EXERCISE DESCRIPTION
Repeat, line for line, the entries printed below.

(Dataset rows)

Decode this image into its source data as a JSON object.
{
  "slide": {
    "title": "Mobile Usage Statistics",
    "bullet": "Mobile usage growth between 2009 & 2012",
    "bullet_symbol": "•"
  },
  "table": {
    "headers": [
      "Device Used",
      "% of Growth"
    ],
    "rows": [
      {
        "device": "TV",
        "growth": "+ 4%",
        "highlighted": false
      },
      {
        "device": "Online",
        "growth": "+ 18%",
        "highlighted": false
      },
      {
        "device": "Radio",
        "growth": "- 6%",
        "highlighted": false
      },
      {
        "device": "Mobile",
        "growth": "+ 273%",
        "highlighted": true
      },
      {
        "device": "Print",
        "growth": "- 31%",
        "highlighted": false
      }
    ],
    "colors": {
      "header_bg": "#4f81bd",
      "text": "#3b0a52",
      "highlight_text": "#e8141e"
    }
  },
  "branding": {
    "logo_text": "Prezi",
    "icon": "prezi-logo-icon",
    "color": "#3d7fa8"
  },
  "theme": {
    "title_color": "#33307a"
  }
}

RESULT
Decode this image into its source data as a JSON object.
{
  "slide": {
    "title": "Mobile Usage Statistics",
    "bullet": "Mobile usage growth between 2009 & 2012",
    "bullet_symbol": "•"
  },
  "table": {
    "headers": [
      "Device Used",
      "% of Growth"
    ],
    "rows": [
      {
        "device": "TV",
        "growth": "+ 4%",
        "highlighted": false
      },
      {
        "device": "Online",
        "growth": "+ 18%",
        "highlighted": false
      },
      {
        "device": "Radio",
        "growth": "- 6%",
        "highlighted": false
      },
      {
        "device": "Mobile",
        "growth": "+ 273%",
        "highlighted": true
      },
      {
        "device": "Print",
        "growth": "- 31%",
        "highlighted": false
      }
    ],
    "colors": {
      "header_bg": "#4f81bd",
      "text": "#3b0a52",
      "highlight_text": "#e8141e"
    }
  },
  "branding": {
    "logo_text": "Prezi",
    "icon": "prezi-logo-icon",
    "color": "#3d7fa8"
  },
  "theme": {
    "title_color": "#33307a"
  }
}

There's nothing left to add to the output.